Can you output the material exactly as written, minus any pictures it holds?

==== MATERIAL FOR THIS TASK ====

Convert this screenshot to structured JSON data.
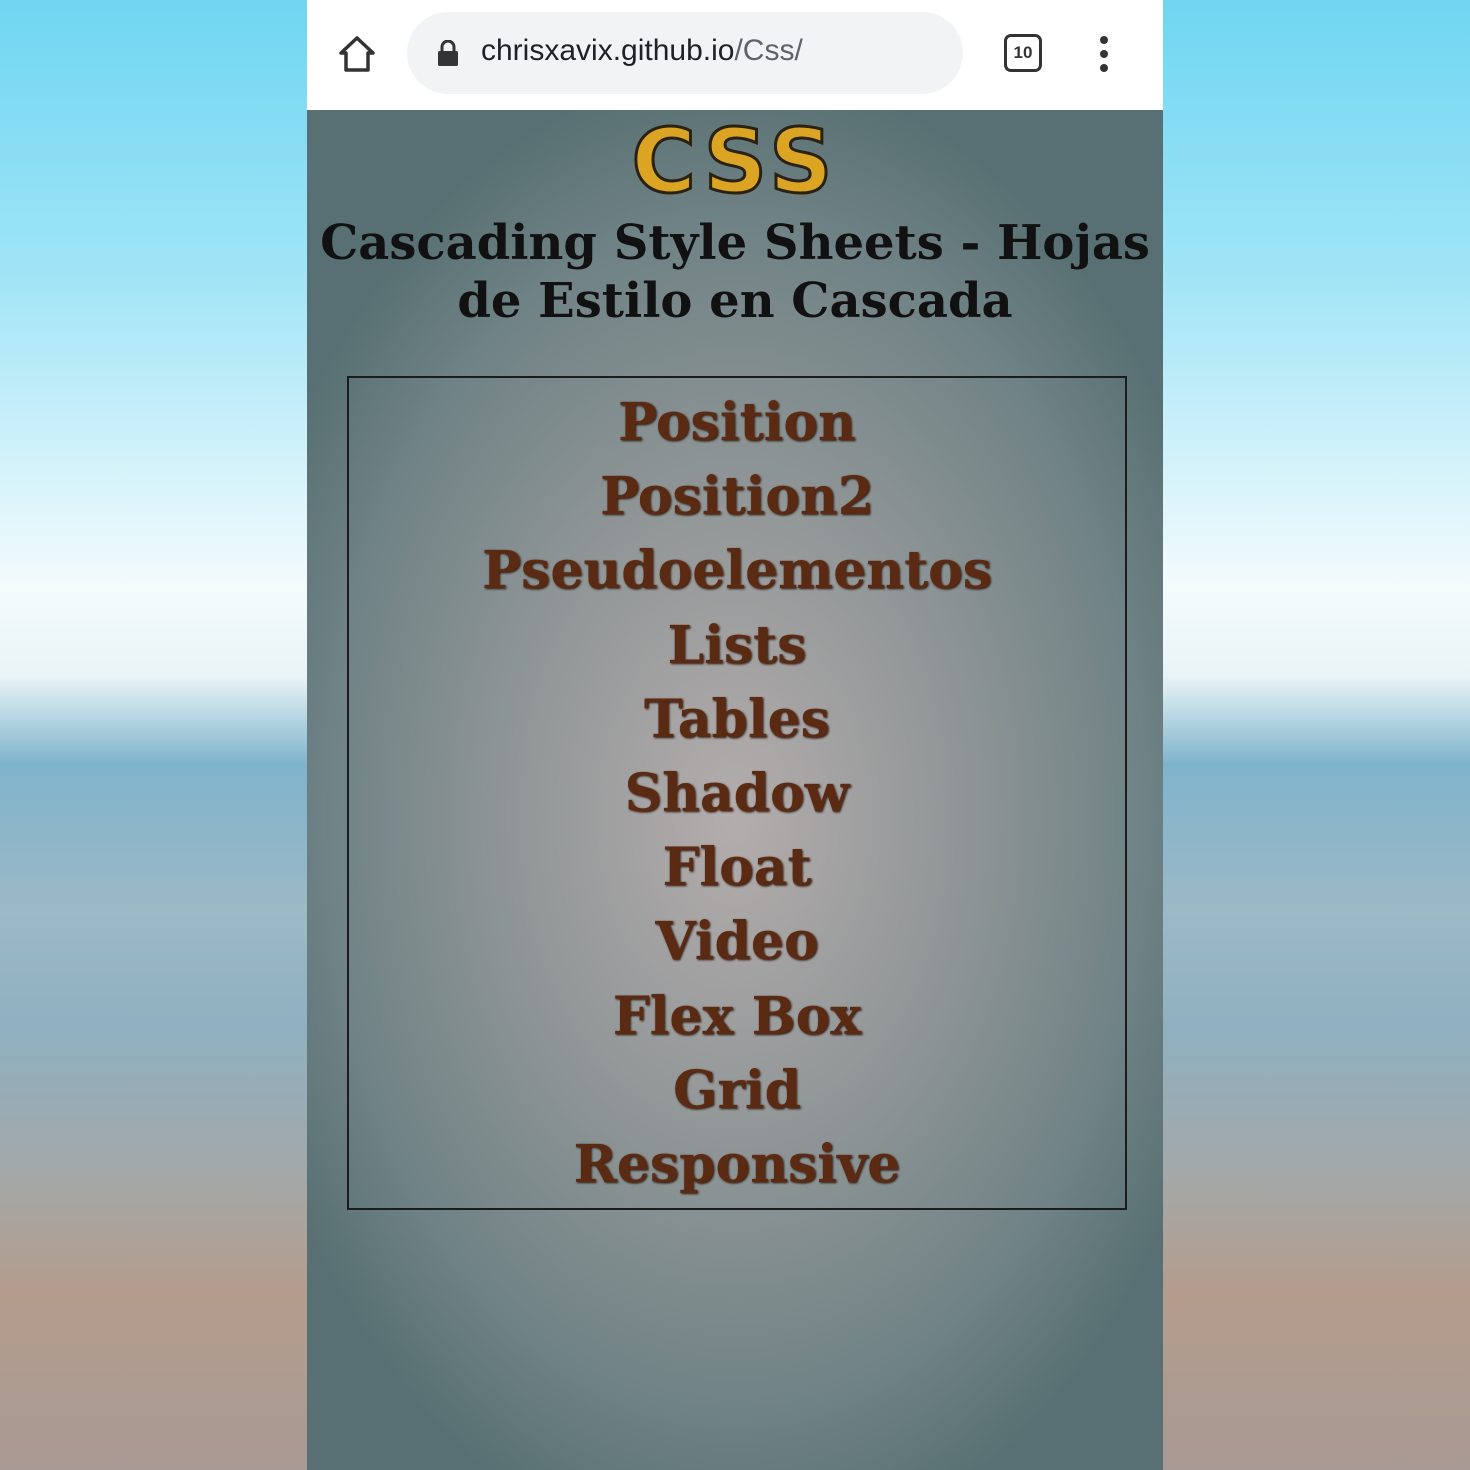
{
  "browser": {
    "url_domain": "chrisxavix.github.io",
    "url_path": "/Css/",
    "tab_count": "10"
  },
  "page": {
    "logo": "CSS",
    "subtitle": "Cascading Style Sheets - Hojas de Estilo en Cascada",
    "menu": [
      "Position",
      "Position2",
      "Pseudoelementos",
      "Lists",
      "Tables",
      "Shadow",
      "Float",
      "Video",
      "Flex Box",
      "Grid",
      "Responsive"
    ]
  },
  "colors": {
    "logo": "#dba423",
    "link": "#5b2a12"
  }
}
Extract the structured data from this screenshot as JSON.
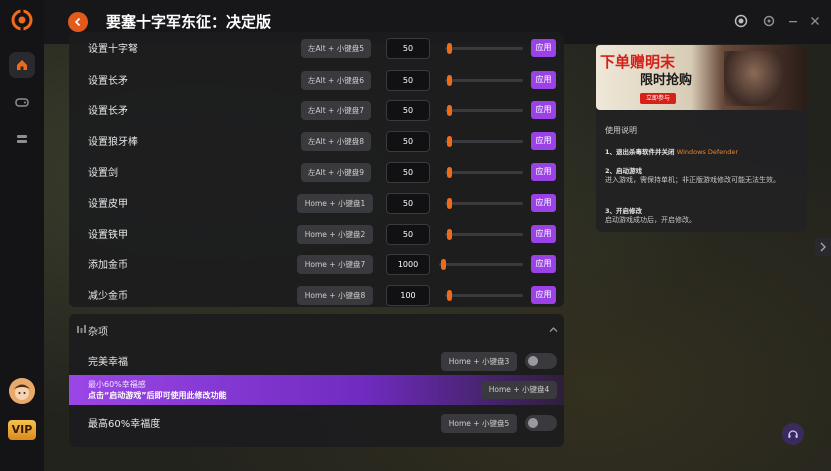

====

## FULL SOLUTION
Convert this screenshot to structured JSON data.
{
  "browser": {
    "url_domain": "chrisxavix.github.io",
    "url_path": "/Css/",
    "tab_count": "10"
  },
  "page": {
    "logo": "CSS",
    "subtitle": "Cascading Style Sheets - Hojas de Estilo en Cascada",
    "menu": [
      "Position",
      "Position2",
      "Pseudoelementos",
      "Lists",
      "Tables",
      "Shadow",
      "Float",
      "Video",
      "Flex Box",
      "Grid",
      "Responsive"
    ]
  },
  "colors": {
    "logo": "#dba423",
    "link": "#5b2a12"
  }
}
Extract the structured data from this screenshot as JSON.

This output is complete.